● **Dataset records**:
———

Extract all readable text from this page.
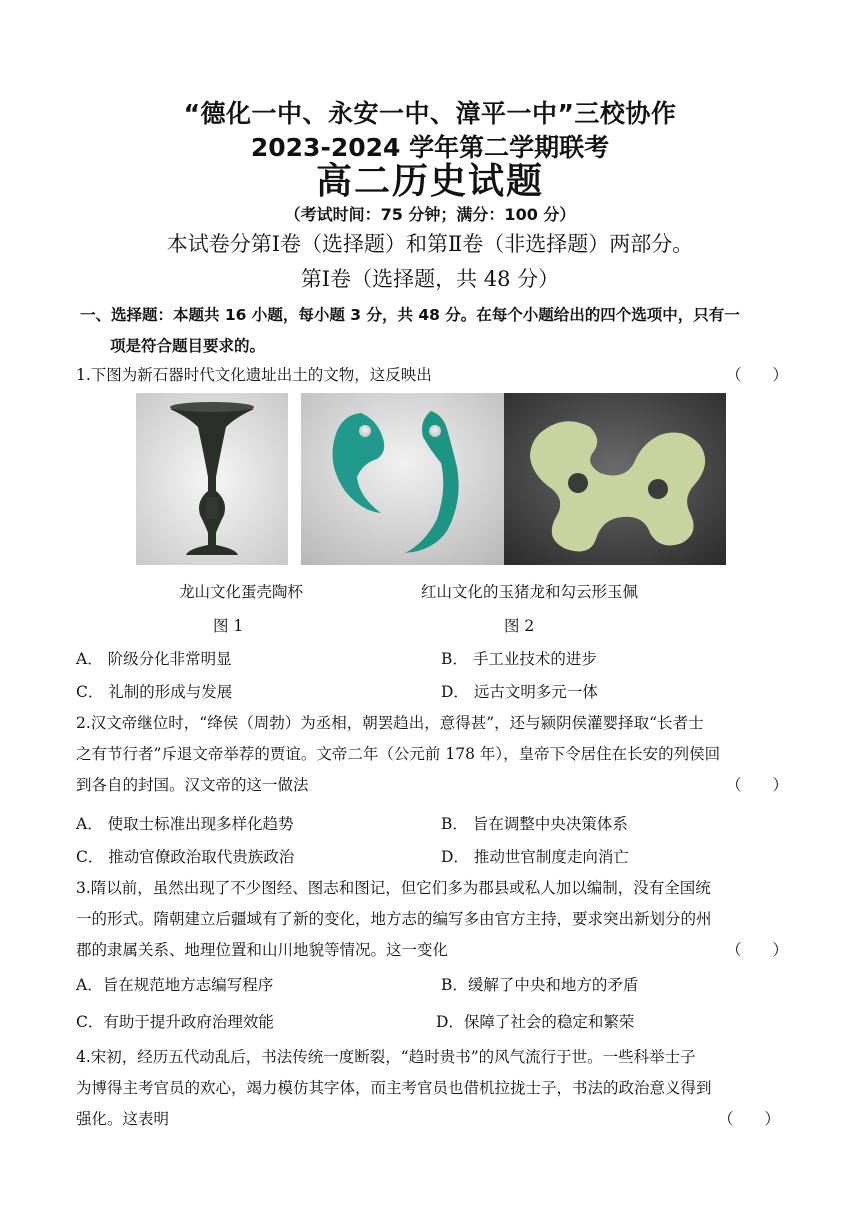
“德化一中、永安一中、漳平一中”三校协作
2023-2024 学年第二学期联考
高二历史试题
（考试时间：75 分钟；满分：100 分）
本试卷分第Ⅰ卷（选择题）和第Ⅱ卷（非选择题）两部分。
第Ⅰ卷（选择题，共 48 分）
一、选择题：本题共 16 小题，每小题 3 分，共 48 分。在每个小题给出的四个选项中，只有一
项是符合题目要求的。
1.下图为新石器时代文化遗址出土的文物，这反映出	（　　）
龙山文化蛋壳陶杯	红山文化的玉猪龙和勾云形玉佩
图 1	图 2
A． 阶级分化非常明显	B． 手工业技术的进步
C． 礼制的形成与发展	D． 远古文明多元一体
2.汉文帝继位时，“绛侯（周勃）为丞相，朝罢趋出，意得甚”，还与颍阴侯灌婴择取“长者士
之有节行者”斥退文帝举荐的贾谊。文帝二年（公元前 178 年），皇帝下令居住在长安的列侯回
到各自的封国。汉文帝的这一做法	（　　）
A． 使取士标准出现多样化趋势	B． 旨在调整中央决策体系
C． 推动官僚政治取代贵族政治	D． 推动世官制度走向消亡
3.隋以前，虽然出现了不少图经、图志和图记，但它们多为郡县或私人加以编制，没有全国统
一的形式。隋朝建立后疆域有了新的变化，地方志的编写多由官方主持，要求突出新划分的州
郡的隶属关系、地理位置和山川地貌等情况。这一变化	（　　）
A．旨在规范地方志编写程序	B．缓解了中央和地方的矛盾
C．有助于提升政府治理效能	D．保障了社会的稳定和繁荣
4.宋初，经历五代动乱后，书法传统一度断裂，“趋时贵书”的风气流行于世。一些科举士子
为博得主考官员的欢心，竭力模仿其字体，而主考官员也借机拉拢士子，书法的政治意义得到
强化。这表明	（　　）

———

Reproduce each record above by retyping it exactly; omit all images.

Extract all readable text from this page.
“德化一中、永安一中、漳平一中”三校协作
2023-2024 学年第二学期联考
高二历史试题
（考试时间：75 分钟；满分：100 分）
本试卷分第Ⅰ卷（选择题）和第Ⅱ卷（非选择题）两部分。
第Ⅰ卷（选择题，共 48 分）
一、选择题：本题共 16 小题，每小题 3 分，共 48 分。在每个小题给出的四个选项中，只有一
项是符合题目要求的。
1.下图为新石器时代文化遗址出土的文物，这反映出	（　　）
龙山文化蛋壳陶杯	红山文化的玉猪龙和勾云形玉佩
图 1	图 2
A． 阶级分化非常明显	B． 手工业技术的进步
C． 礼制的形成与发展	D． 远古文明多元一体
2.汉文帝继位时，“绛侯（周勃）为丞相，朝罢趋出，意得甚”，还与颍阴侯灌婴择取“长者士
之有节行者”斥退文帝举荐的贾谊。文帝二年（公元前 178 年），皇帝下令居住在长安的列侯回
到各自的封国。汉文帝的这一做法	（　　）
A． 使取士标准出现多样化趋势	B． 旨在调整中央决策体系
C． 推动官僚政治取代贵族政治	D． 推动世官制度走向消亡
3.隋以前，虽然出现了不少图经、图志和图记，但它们多为郡县或私人加以编制，没有全国统
一的形式。隋朝建立后疆域有了新的变化，地方志的编写多由官方主持，要求突出新划分的州
郡的隶属关系、地理位置和山川地貌等情况。这一变化	（　　）
A．旨在规范地方志编写程序	B．缓解了中央和地方的矛盾
C．有助于提升政府治理效能	D．保障了社会的稳定和繁荣
4.宋初，经历五代动乱后，书法传统一度断裂，“趋时贵书”的风气流行于世。一些科举士子
为博得主考官员的欢心，竭力模仿其字体，而主考官员也借机拉拢士子，书法的政治意义得到
强化。这表明	（　　）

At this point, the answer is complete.